### RECORDS FOR THE EXERCISE
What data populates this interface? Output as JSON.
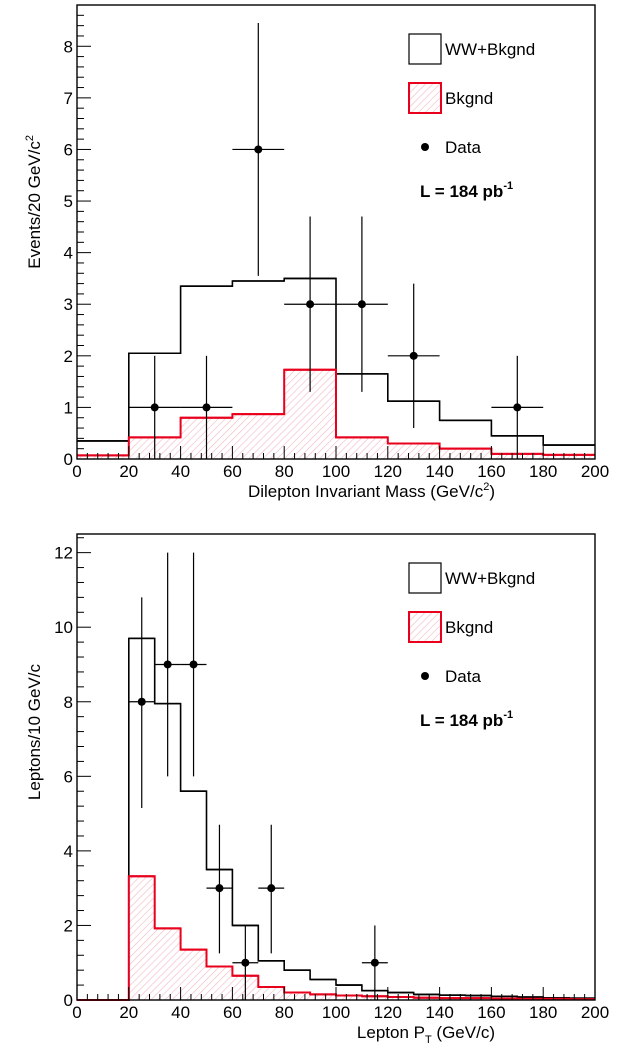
{
  "chart_data": [
    {
      "type": "histogram",
      "xlabel": "Dilepton Invariant Mass (GeV/c",
      "xlabel_sup": "2",
      "xlabel_tail": ")",
      "ylabel": "Events/20 GeV/c",
      "ylabel_sup": "2",
      "xlim": [
        0,
        200
      ],
      "ylim": [
        0,
        8.8
      ],
      "x_ticks": [
        0,
        20,
        40,
        60,
        80,
        100,
        120,
        140,
        160,
        180,
        200
      ],
      "y_ticks": [
        0,
        1,
        2,
        3,
        4,
        5,
        6,
        7,
        8
      ],
      "bin_edges": [
        0,
        20,
        40,
        60,
        80,
        100,
        120,
        140,
        160,
        180,
        200
      ],
      "series": [
        {
          "name": "WW+Bkgnd",
          "style": "step",
          "color": "#000000",
          "values": [
            0.35,
            2.05,
            3.35,
            3.45,
            3.5,
            1.65,
            1.12,
            0.75,
            0.45,
            0.27
          ]
        },
        {
          "name": "Bkgnd",
          "style": "hatched-step",
          "color": "#e8001c",
          "values": [
            0.07,
            0.42,
            0.8,
            0.87,
            1.73,
            0.42,
            0.3,
            0.2,
            0.1,
            0.08
          ]
        },
        {
          "name": "Data",
          "style": "points",
          "points": [
            {
              "x": 30,
              "y": 1,
              "xerr": 10,
              "ylo": 0,
              "yhi": 2.0
            },
            {
              "x": 50,
              "y": 1,
              "xerr": 10,
              "ylo": 0,
              "yhi": 2.0
            },
            {
              "x": 70,
              "y": 6,
              "xerr": 10,
              "ylo": 3.55,
              "yhi": 8.45
            },
            {
              "x": 90,
              "y": 3,
              "xerr": 10,
              "ylo": 1.3,
              "yhi": 4.7
            },
            {
              "x": 110,
              "y": 3,
              "xerr": 10,
              "ylo": 1.3,
              "yhi": 4.7
            },
            {
              "x": 130,
              "y": 2,
              "xerr": 10,
              "ylo": 0.6,
              "yhi": 3.4
            },
            {
              "x": 170,
              "y": 1,
              "xerr": 10,
              "ylo": 0,
              "yhi": 2.0
            }
          ]
        }
      ],
      "legend": [
        {
          "label": "WW+Bkgnd",
          "kind": "box"
        },
        {
          "label": "Bkgnd",
          "kind": "hatched"
        },
        {
          "label": "Data",
          "kind": "marker"
        }
      ],
      "annotation": {
        "text": "L = 184 pb",
        "sup": "-1"
      }
    },
    {
      "type": "histogram",
      "xlabel": "Lepton P",
      "xlabel_sub": "T",
      "xlabel_tail": " (GeV/c)",
      "ylabel": "Leptons/10 GeV/c",
      "xlim": [
        0,
        200
      ],
      "ylim": [
        0,
        12.5
      ],
      "x_ticks": [
        0,
        20,
        40,
        60,
        80,
        100,
        120,
        140,
        160,
        180,
        200
      ],
      "y_ticks": [
        0,
        2,
        4,
        6,
        8,
        10,
        12
      ],
      "bin_edges": [
        0,
        10,
        20,
        30,
        40,
        50,
        60,
        70,
        80,
        90,
        100,
        110,
        120,
        130,
        140,
        150,
        160,
        170,
        180,
        190,
        200
      ],
      "series": [
        {
          "name": "WW+Bkgnd",
          "style": "step",
          "color": "#000000",
          "values": [
            0,
            0,
            9.7,
            7.95,
            5.6,
            3.5,
            2.0,
            1.05,
            0.8,
            0.55,
            0.4,
            0.25,
            0.2,
            0.15,
            0.13,
            0.12,
            0.1,
            0.08,
            0.06,
            0.05
          ]
        },
        {
          "name": "Bkgnd",
          "style": "hatched-step",
          "color": "#e8001c",
          "values": [
            0,
            0,
            3.32,
            1.92,
            1.35,
            0.9,
            0.65,
            0.35,
            0.2,
            0.15,
            0.12,
            0.1,
            0.08,
            0.06,
            0.05,
            0.05,
            0.04,
            0.03,
            0.03,
            0.02
          ]
        },
        {
          "name": "Data",
          "style": "points",
          "points": [
            {
              "x": 25,
              "y": 8,
              "xerr": 5,
              "ylo": 5.15,
              "yhi": 10.8
            },
            {
              "x": 35,
              "y": 9,
              "xerr": 5,
              "ylo": 6.0,
              "yhi": 12.0
            },
            {
              "x": 45,
              "y": 9,
              "xerr": 5,
              "ylo": 6.0,
              "yhi": 12.0
            },
            {
              "x": 55,
              "y": 3,
              "xerr": 5,
              "ylo": 1.25,
              "yhi": 4.7
            },
            {
              "x": 65,
              "y": 1,
              "xerr": 5,
              "ylo": 0,
              "yhi": 2.0
            },
            {
              "x": 75,
              "y": 3,
              "xerr": 5,
              "ylo": 1.25,
              "yhi": 4.7
            },
            {
              "x": 115,
              "y": 1,
              "xerr": 5,
              "ylo": 0,
              "yhi": 2.0
            }
          ]
        }
      ],
      "legend": [
        {
          "label": "WW+Bkgnd",
          "kind": "box"
        },
        {
          "label": "Bkgnd",
          "kind": "hatched"
        },
        {
          "label": "Data",
          "kind": "marker"
        }
      ],
      "annotation": {
        "text": "L = 184 pb",
        "sup": "-1"
      }
    }
  ]
}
######
*WHAT NEEDS TO BE DONE*.
Write the listing out a second time exactly, dropping all images.

*FINAL RESULT*.
What data populates this interface? Output as JSON.
{
  "chart_data": [
    {
      "type": "histogram",
      "xlabel": "Dilepton Invariant Mass (GeV/c",
      "xlabel_sup": "2",
      "xlabel_tail": ")",
      "ylabel": "Events/20 GeV/c",
      "ylabel_sup": "2",
      "xlim": [
        0,
        200
      ],
      "ylim": [
        0,
        8.8
      ],
      "x_ticks": [
        0,
        20,
        40,
        60,
        80,
        100,
        120,
        140,
        160,
        180,
        200
      ],
      "y_ticks": [
        0,
        1,
        2,
        3,
        4,
        5,
        6,
        7,
        8
      ],
      "bin_edges": [
        0,
        20,
        40,
        60,
        80,
        100,
        120,
        140,
        160,
        180,
        200
      ],
      "series": [
        {
          "name": "WW+Bkgnd",
          "style": "step",
          "color": "#000000",
          "values": [
            0.35,
            2.05,
            3.35,
            3.45,
            3.5,
            1.65,
            1.12,
            0.75,
            0.45,
            0.27
          ]
        },
        {
          "name": "Bkgnd",
          "style": "hatched-step",
          "color": "#e8001c",
          "values": [
            0.07,
            0.42,
            0.8,
            0.87,
            1.73,
            0.42,
            0.3,
            0.2,
            0.1,
            0.08
          ]
        },
        {
          "name": "Data",
          "style": "points",
          "points": [
            {
              "x": 30,
              "y": 1,
              "xerr": 10,
              "ylo": 0,
              "yhi": 2.0
            },
            {
              "x": 50,
              "y": 1,
              "xerr": 10,
              "ylo": 0,
              "yhi": 2.0
            },
            {
              "x": 70,
              "y": 6,
              "xerr": 10,
              "ylo": 3.55,
              "yhi": 8.45
            },
            {
              "x": 90,
              "y": 3,
              "xerr": 10,
              "ylo": 1.3,
              "yhi": 4.7
            },
            {
              "x": 110,
              "y": 3,
              "xerr": 10,
              "ylo": 1.3,
              "yhi": 4.7
            },
            {
              "x": 130,
              "y": 2,
              "xerr": 10,
              "ylo": 0.6,
              "yhi": 3.4
            },
            {
              "x": 170,
              "y": 1,
              "xerr": 10,
              "ylo": 0,
              "yhi": 2.0
            }
          ]
        }
      ],
      "legend": [
        {
          "label": "WW+Bkgnd",
          "kind": "box"
        },
        {
          "label": "Bkgnd",
          "kind": "hatched"
        },
        {
          "label": "Data",
          "kind": "marker"
        }
      ],
      "annotation": {
        "text": "L = 184 pb",
        "sup": "-1"
      }
    },
    {
      "type": "histogram",
      "xlabel": "Lepton P",
      "xlabel_sub": "T",
      "xlabel_tail": " (GeV/c)",
      "ylabel": "Leptons/10 GeV/c",
      "xlim": [
        0,
        200
      ],
      "ylim": [
        0,
        12.5
      ],
      "x_ticks": [
        0,
        20,
        40,
        60,
        80,
        100,
        120,
        140,
        160,
        180,
        200
      ],
      "y_ticks": [
        0,
        2,
        4,
        6,
        8,
        10,
        12
      ],
      "bin_edges": [
        0,
        10,
        20,
        30,
        40,
        50,
        60,
        70,
        80,
        90,
        100,
        110,
        120,
        130,
        140,
        150,
        160,
        170,
        180,
        190,
        200
      ],
      "series": [
        {
          "name": "WW+Bkgnd",
          "style": "step",
          "color": "#000000",
          "values": [
            0,
            0,
            9.7,
            7.95,
            5.6,
            3.5,
            2.0,
            1.05,
            0.8,
            0.55,
            0.4,
            0.25,
            0.2,
            0.15,
            0.13,
            0.12,
            0.1,
            0.08,
            0.06,
            0.05
          ]
        },
        {
          "name": "Bkgnd",
          "style": "hatched-step",
          "color": "#e8001c",
          "values": [
            0,
            0,
            3.32,
            1.92,
            1.35,
            0.9,
            0.65,
            0.35,
            0.2,
            0.15,
            0.12,
            0.1,
            0.08,
            0.06,
            0.05,
            0.05,
            0.04,
            0.03,
            0.03,
            0.02
          ]
        },
        {
          "name": "Data",
          "style": "points",
          "points": [
            {
              "x": 25,
              "y": 8,
              "xerr": 5,
              "ylo": 5.15,
              "yhi": 10.8
            },
            {
              "x": 35,
              "y": 9,
              "xerr": 5,
              "ylo": 6.0,
              "yhi": 12.0
            },
            {
              "x": 45,
              "y": 9,
              "xerr": 5,
              "ylo": 6.0,
              "yhi": 12.0
            },
            {
              "x": 55,
              "y": 3,
              "xerr": 5,
              "ylo": 1.25,
              "yhi": 4.7
            },
            {
              "x": 65,
              "y": 1,
              "xerr": 5,
              "ylo": 0,
              "yhi": 2.0
            },
            {
              "x": 75,
              "y": 3,
              "xerr": 5,
              "ylo": 1.25,
              "yhi": 4.7
            },
            {
              "x": 115,
              "y": 1,
              "xerr": 5,
              "ylo": 0,
              "yhi": 2.0
            }
          ]
        }
      ],
      "legend": [
        {
          "label": "WW+Bkgnd",
          "kind": "box"
        },
        {
          "label": "Bkgnd",
          "kind": "hatched"
        },
        {
          "label": "Data",
          "kind": "marker"
        }
      ],
      "annotation": {
        "text": "L = 184 pb",
        "sup": "-1"
      }
    }
  ]
}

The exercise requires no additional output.